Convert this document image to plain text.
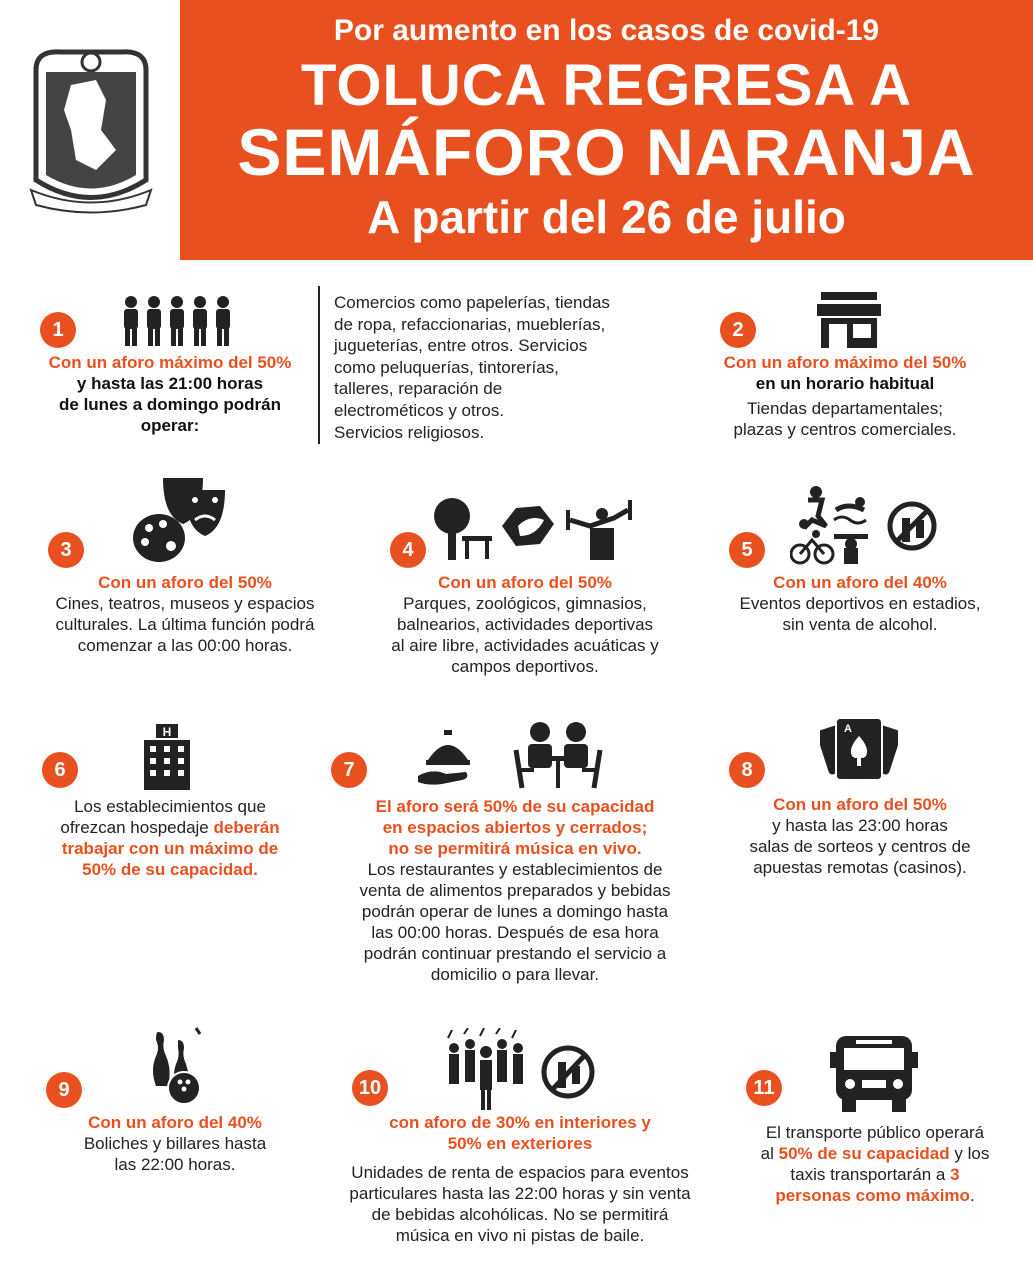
Por aumento en los casos de covid-19
TOLUCA REGRESA A
SEMÁFORO NARANJA
A partir del 26 de julio
1
Con un aforo máximo del 50%
y hasta las 21:00 horas
de lunes a domingo podrán
operar:
Comercios como papelerías, tiendas
de ropa, refaccionarias, mueblerías,
jugueterías, entre otros. Servicios
como peluquerías, tintorerías,
talleres, reparación de
electrométicos y otros.
Servicios religiosos.
2
Con un aforo máximo del 50%
en un horario habitual
Tiendas departamentales;
plazas y centros comerciales.
3
Con un aforo del 50%
Cines, teatros, museos y espacios
culturales. La última función podrá
comenzar a las 00:00 horas.
4
Con un aforo del 50%
Parques, zoológicos, gimnasios,
balnearios, actividades deportivas
al aire libre, actividades acuáticas y
campos deportivos.
5
Con un aforo del 40%
Eventos deportivos en estadios,
sin venta de alcohol.
6
H
Los establecimientos que
ofrezcan hospedaje deberán
trabajar con un máximo de
50% de su capacidad.
7
El aforo será 50% de su capacidad
en espacios abiertos y cerrados;
no se permitirá música en vivo.
Los restaurantes y establecimientos de
venta de alimentos preparados y bebidas
podrán operar de lunes a domingo hasta
las 00:00 horas. Después de esa hora
podrán continuar prestando el servicio a
domicilio o para llevar.
8
A
Con un aforo del 50%
y hasta las 23:00 horas
salas de sorteos y centros de
apuestas remotas (casinos).
9
Con un aforo del 40%
Boliches y billares hasta
las 22:00 horas.
10
con aforo de 30% en interiores y
50% en exteriores
Unidades de renta de espacios para eventos
particulares hasta las 22:00 horas y sin venta
de bebidas alcohólicas. No se permitirá
música en vivo ni pistas de baile.
11
El transporte público operará
al 50% de su capacidad y los
taxis transportarán a 3
personas como máximo.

▶ _Aim of the exercise_:
Return solely the number of lines in the data that include the word "otros".

▶ _Written answer_:
2